(Dataset entries)
--

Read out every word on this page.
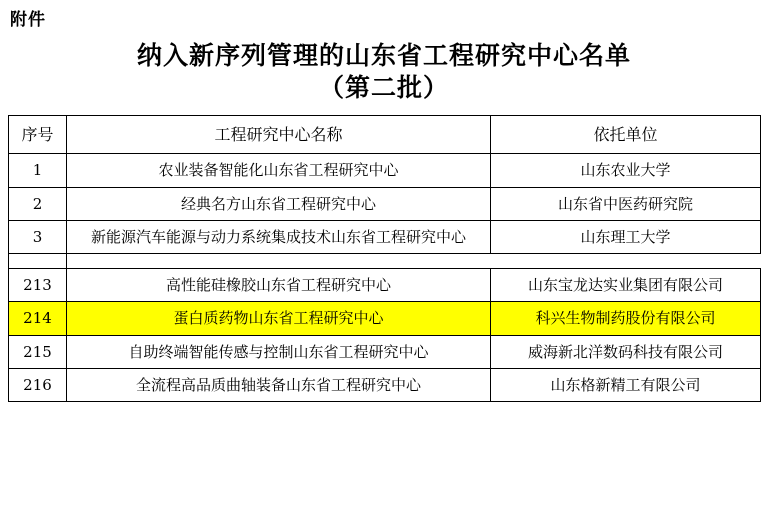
附件
纳入新序列管理的山东省工程研究中心名单
（第二批）
序号	工程研究中心名称	依托单位
1	农业装备智能化山东省工程研究中心	山东农业大学
2	经典名方山东省工程研究中心	山东省中医药研究院
3	新能源汽车能源与动力系统集成技术山东省工程研究中心	山东理工大学

213	高性能硅橡胶山东省工程研究中心	山东宝龙达实业集团有限公司
214	蛋白质药物山东省工程研究中心	科兴生物制药股份有限公司
215	自助终端智能传感与控制山东省工程研究中心	威海新北洋数码科技有限公司
216	全流程高品质曲轴装备山东省工程研究中心	山东格新精工有限公司
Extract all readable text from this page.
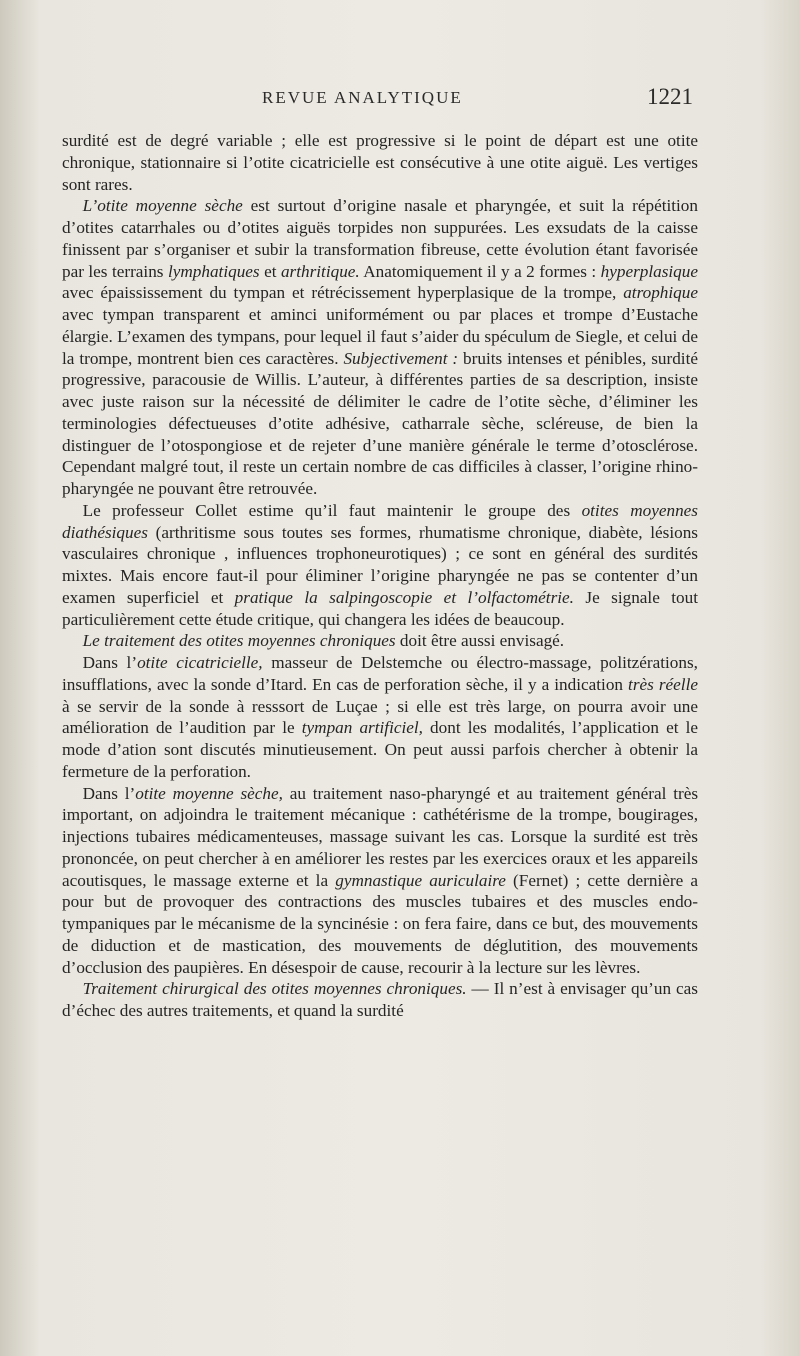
REVUE ANALYTIQUE	1221

surdité est de degré variable ; elle est progressive si le point de départ est une otite chronique, stationnaire si l’otite cicatricielle est consécutive à une otite aiguë. Les vertiges sont rares.

L’otite moyenne sèche est surtout d’origine nasale et pharyngée, et suit la répétition d’otites catarrhales ou d’otites aiguës torpides non suppurées. Les exsudats de la caisse finissent par s’organiser et subir la transformation fibreuse, cette évolution étant favorisée par les terrains lymphatiques et arthritique. Anatomiquement il y a 2 formes : hyperplasique avec épaississement du tympan et rétrécissement hyperplasique de la trompe, atrophique avec tympan transparent et aminci uniformément ou par places et trompe d’Eustache élargie. L’examen des tympans, pour lequel il faut s’aider du spéculum de Siegle, et celui de la trompe, montrent bien ces caractères. Subjectivement : bruits intenses et pénibles, surdité progressive, paracousie de Willis. L’auteur, à différentes parties de sa description, insiste avec juste raison sur la nécessité de délimiter le cadre de l’otite sèche, d’éliminer les terminologies défectueuses d’otite adhésive, catharrale sèche, scléreuse, de bien la distinguer de l’otospongiose et de rejeter d’une manière générale le terme d’otosclérose. Cependant malgré tout, il reste un certain nombre de cas difficiles à classer, l’origine rhino-pharyngée ne pouvant être retrouvée.

Le professeur Collet estime qu’il faut maintenir le groupe des otites moyennes diathésiques (arthritisme sous toutes ses formes, rhumatisme chronique, diabète, lésions vasculaires chronique , influences trophoneurotiques) ; ce sont en général des surdités mixtes. Mais encore faut-il pour éliminer l’origine pharyngée ne pas se contenter d’un examen superficiel et pratique la salpingoscopie et l’olfactométrie. Je signale tout particulièrement cette étude critique, qui changera les idées de beaucoup.

Le traitement des otites moyennes chroniques doit être aussi envisagé.

Dans l’otite cicatricielle, masseur de Delstemche ou électro-massage, politzérations, insufflations, avec la sonde d’Itard. En cas de perforation sèche, il y a indication très réelle à se servir de la sonde à resssort de Luçae ; si elle est très large, on pourra avoir une amélioration de l’audition par le tympan artificiel, dont les modalités, l’application et le mode d’ation sont discutés minutieusement. On peut aussi parfois chercher à obtenir la fermeture de la perforation.

Dans l’otite moyenne sèche, au traitement naso-pharyngé et au traitement général très important, on adjoindra le traitement mécanique : cathétérisme de la trompe, bougirages, injections tubaires médicamenteuses, massage suivant les cas. Lorsque la surdité est très prononcée, on peut chercher à en améliorer les restes par les exercices oraux et les appareils acoutisques, le massage externe et la gymnastique auriculaire (Fernet) ; cette dernière a pour but de provoquer des contractions des muscles tubaires et des muscles endo-tympaniques par le mécanisme de la syncinésie : on fera faire, dans ce but, des mouvements de diduction et de mastication, des mouvements de déglutition, des mouvements d’occlusion des paupières. En désespoir de cause, recourir à la lecture sur les lèvres.

Traitement chirurgical des otites moyennes chroniques. — Il n’est à envisager qu’un cas d’échec des autres traitements, et quand la surdité
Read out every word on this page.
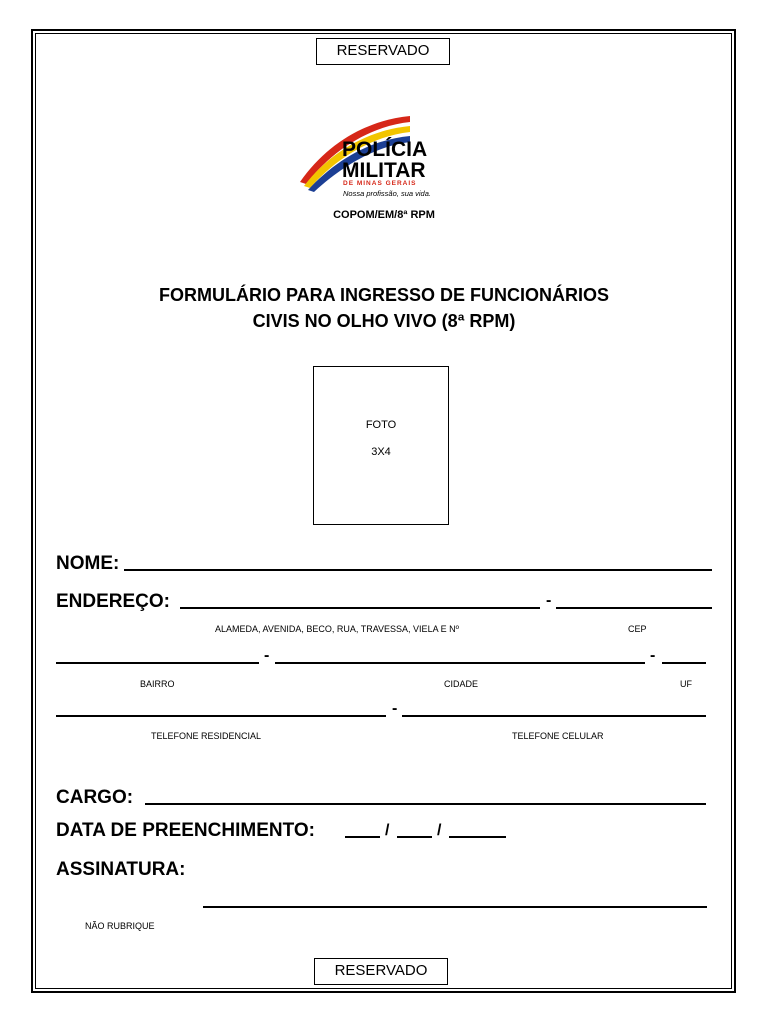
RESERVADO
POLÍCIA
MILITAR
DE MINAS GERAIS
Nossa profissão, sua vida.
COPOM/EM/8ª RPM
FORMULÁRIO PARA INGRESSO DE FUNCIONÁRIOS
CIVIS NO OLHO VIVO (8ª RPM)
FOTO
3X4
NOME:
ENDEREÇO:	-
ALAMEDA, AVENIDA, BECO, RUA, TRAVESSA, VIELA E Nº	CEP
-	-
BAIRRO	CIDADE	UF
-
TELEFONE RESIDENCIAL	TELEFONE CELULAR
CARGO:
DATA DE PREENCHIMENTO:	/	/
ASSINATURA:
NÃO RUBRIQUE
RESERVADO
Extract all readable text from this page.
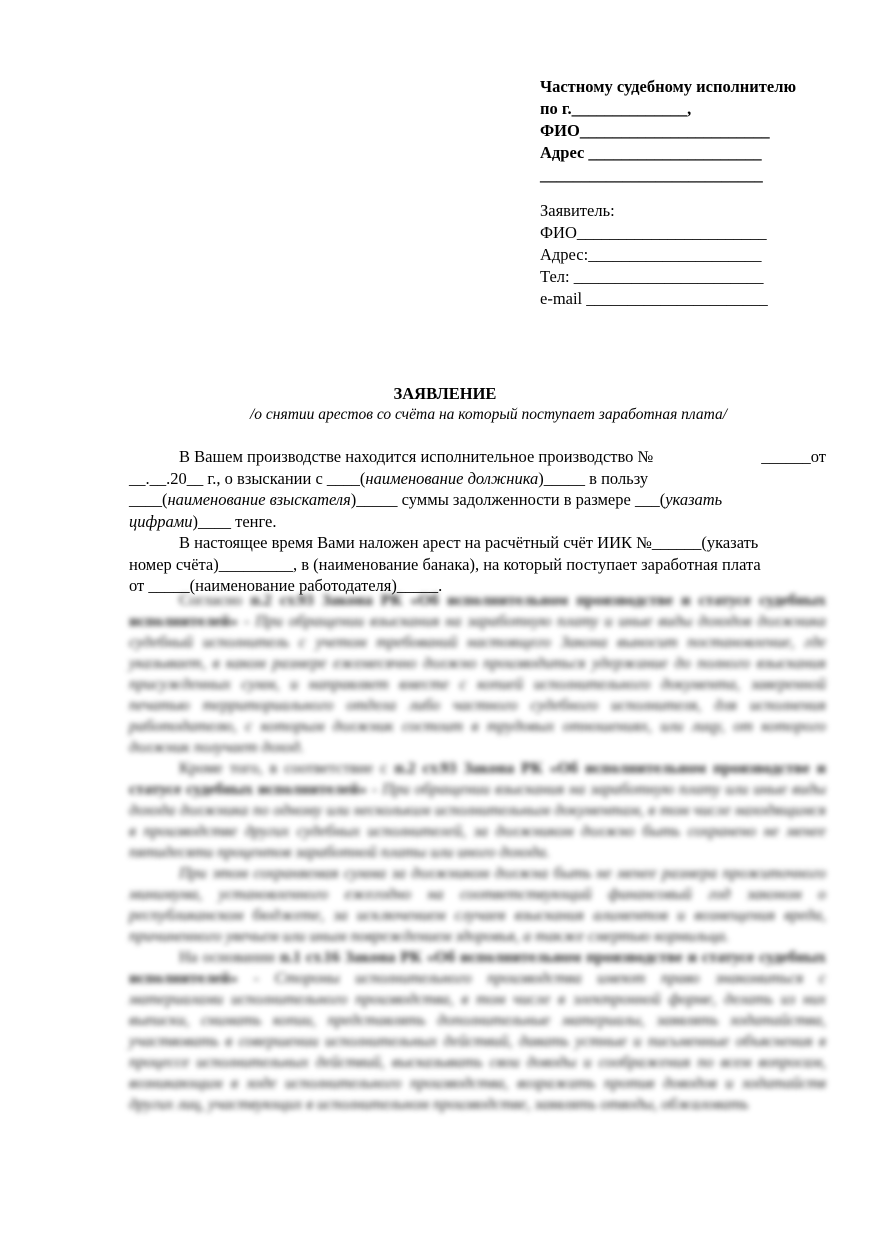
Частному судебному исполнителю
по г.______________,
ФИО_______________________
Адрес _____________________
___________________________
Заявитель:
ФИО_______________________
Адрес:_____________________
Тел: _______________________
e-mail ______________________
ЗАЯВЛЕНИЕ
/о снятии арестов со счёта на который поступает заработная плата/
В Вашем производстве находится исполнительное производство №	______от
__.__.20__ г., о взыскании с ____( наименование должника )_____ в пользу
____( наименование взыскателя )_____ суммы задолженности в размере ___( указать
цифрами )____ тенге.
В настоящее время Вами наложен арест на расчётный счёт ИИК №______(указать
номер счёта)_________, в (наименование банака), на который поступает заработная плата
от _____(наименование работодателя)_____.

Согласно п.2 ст.93 Закона РК «Об исполнительном производстве и статусе судебных исполнителей» - При обращении взыскания на заработную плату и иные виды доходов должника судебный исполнитель с учетом требований настоящего Закона выносит постановление, где указывает, в каком размере ежемесячно должно производиться удержание до полного взыскания присужденных сумм, и направляет вместе с копией исполнительного документа, заверенной печатью территориального отдела либо частного судебного исполнителя, для исполнения работодателю, с которым должник состоит в трудовых отношениях, или лицу, от которого должник получает доход.

Кроме того, в соответствие с п.2 ст.93 Закона РК «Об исполнительном производстве и статусе судебных исполнителей» - При обращении взыскания на заработную плату или иные виды дохода должника по одному или нескольким исполнительным документам, в том числе находящимся в производстве других судебных исполнителей, за должником должно быть сохранено не менее пятидесяти процентов заработной платы или иного дохода.

При этом сохраняемая сумма за должником должна быть не менее размера прожиточного минимума, установленного ежегодно на соответствующий финансовый год законом о республиканском бюджете, за исключением случаев взыскания алиментов и возмещения вреда, причиненного увечьем или иным повреждением здоровья, а также смертью кормильца.

На основании п.1 ст.16 Закона РК «Об исполнительном производстве и статусе судебных исполнителей» - Стороны исполнительного производства имеют право знакомиться с материалами исполнительного производства, в том числе в электронной форме, делать из них выписки, снимать копии, представлять дополнительные материалы, заявлять ходатайства, участвовать в совершении исполнительных действий, давать устные и письменные объяснения в процессе исполнительных действий, высказывать свои доводы и соображения по всем вопросам, возникающим в ходе исполнительного производства, возражать против доводов и ходатайств других лиц, участвующих в исполнительном производстве, заявлять отводы, обжаловать
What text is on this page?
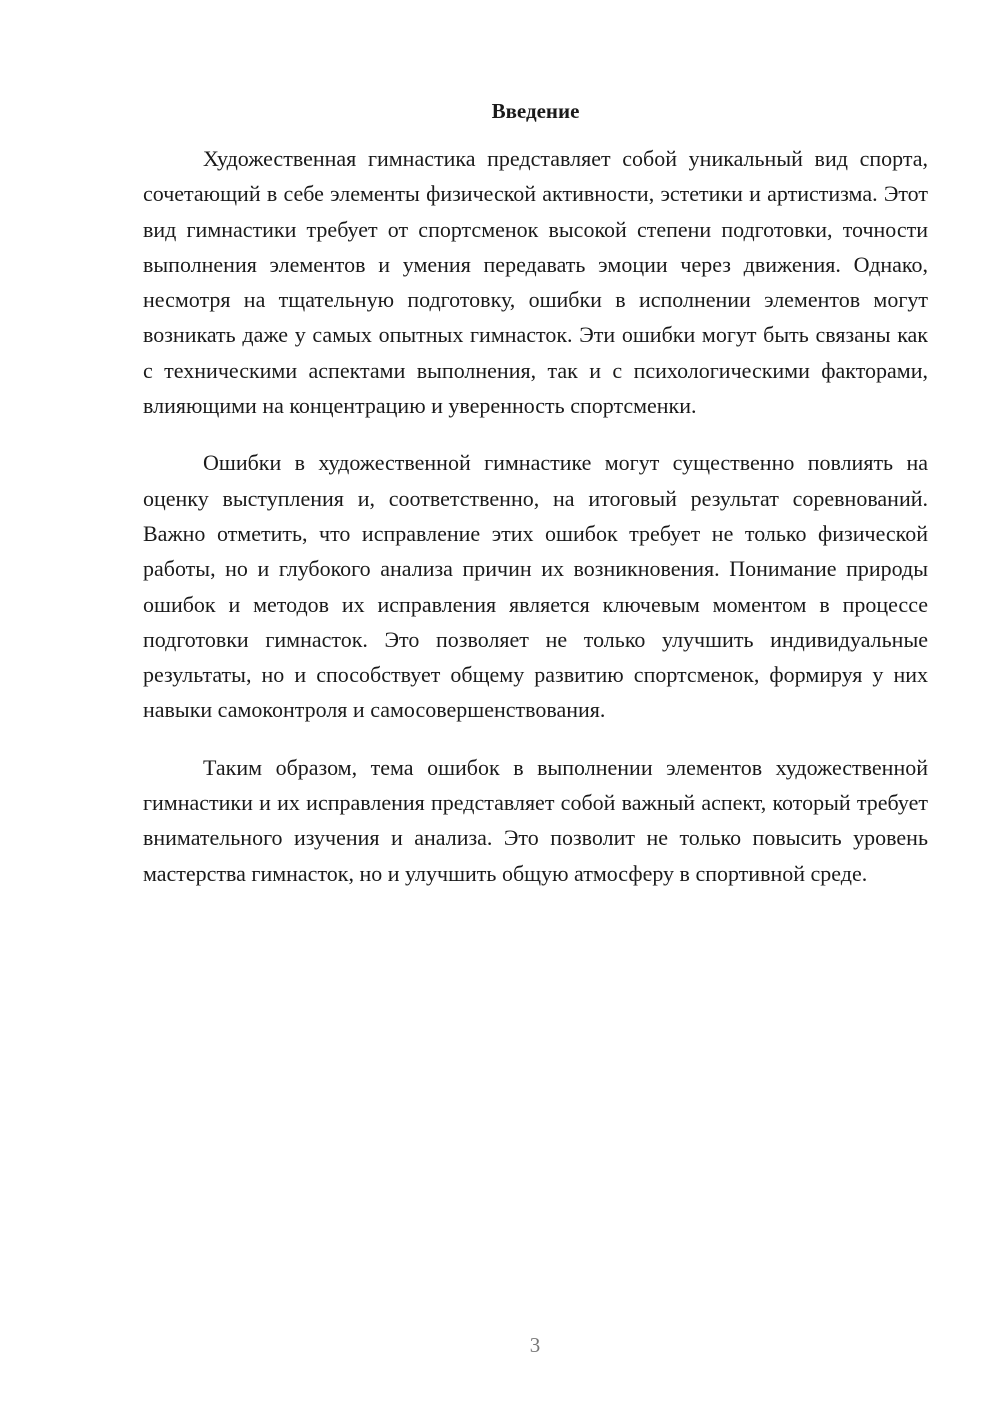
Введение

Художественная гимнастика представляет собой уникальный вид спорта, сочетающий в себе элементы физической активности, эстетики и артистизма. Этот вид гимнастики требует от спортсменок высокой степени подготовки, точности выполнения элементов и умения передавать эмоции через движения. Однако, несмотря на тщательную подготовку, ошибки в исполнении элементов могут возникать даже у самых опытных гимнасток. Эти ошибки могут быть связаны как с техническими аспектами выполнения, так и с психологическими факторами, влияющими на концентрацию и уверенность спортсменки.

Ошибки в художественной гимнастике могут существенно повлиять на оценку выступления и, соответственно, на итоговый результат соревнований. Важно отметить, что исправление этих ошибок требует не только физической работы, но и глубокого анализа причин их возникновения. Понимание природы ошибок и методов их исправления является ключевым моментом в процессе подготовки гимнасток. Это позволяет не только улучшить индивидуальные результаты, но и способствует общему развитию спортсменок, формируя у них навыки самоконтроля и самосовершенствования.

Таким образом, тема ошибок в выполнении элементов художественной гимнастики и их исправления представляет собой важный аспект, который требует внимательного изучения и анализа. Это позволит не только повысить уровень мастерства гимнасток, но и улучшить общую атмосферу в спортивной среде.

3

--

WHAT IS BEING ASKED :: Where a line in the material contains "спортсменок", copy that line.

ANSWER FOR THE TASK ::
Художественная гимнастика представляет собой уникальный вид спорта, сочетающий в себе элементы физической активности, эстетики и артистизма. Этот вид гимнастики требует от спортсменок высокой степени подготовки, точности выполнения элементов и умения передавать эмоции через движения. Однако, несмотря на тщательную подготовку, ошибки в исполнении элементов могут возникать даже у самых опытных гимнасток. Эти ошибки могут быть связаны как с техническими аспектами выполнения, так и с психологическими факторами, влияющими на концентрацию и уверенность спортсменки.
Ошибки в художественной гимнастике могут существенно повлиять на оценку выступления и, соответственно, на итоговый результат соревнований. Важно отметить, что исправление этих ошибок требует не только физической работы, но и глубокого анализа причин их возникновения. Понимание природы ошибок и методов их исправления является ключевым моментом в процессе подготовки гимнасток. Это позволяет не только улучшить индивидуальные результаты, но и способствует общему развитию спортсменок, формируя у них навыки самоконтроля и самосовершенствования.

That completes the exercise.